[BEGIN]

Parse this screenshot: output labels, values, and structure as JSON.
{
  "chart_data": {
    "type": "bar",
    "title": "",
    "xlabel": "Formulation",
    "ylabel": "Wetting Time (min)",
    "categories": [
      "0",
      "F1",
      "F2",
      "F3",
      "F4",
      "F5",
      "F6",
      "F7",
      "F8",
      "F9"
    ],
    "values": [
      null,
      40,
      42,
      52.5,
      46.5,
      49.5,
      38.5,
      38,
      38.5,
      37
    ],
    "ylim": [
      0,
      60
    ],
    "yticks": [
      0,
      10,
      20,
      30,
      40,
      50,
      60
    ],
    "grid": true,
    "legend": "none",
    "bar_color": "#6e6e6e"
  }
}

[END]

### Directive
From the data above, work out how many lines contain the string "values" and reply with only the number.

### Task response
2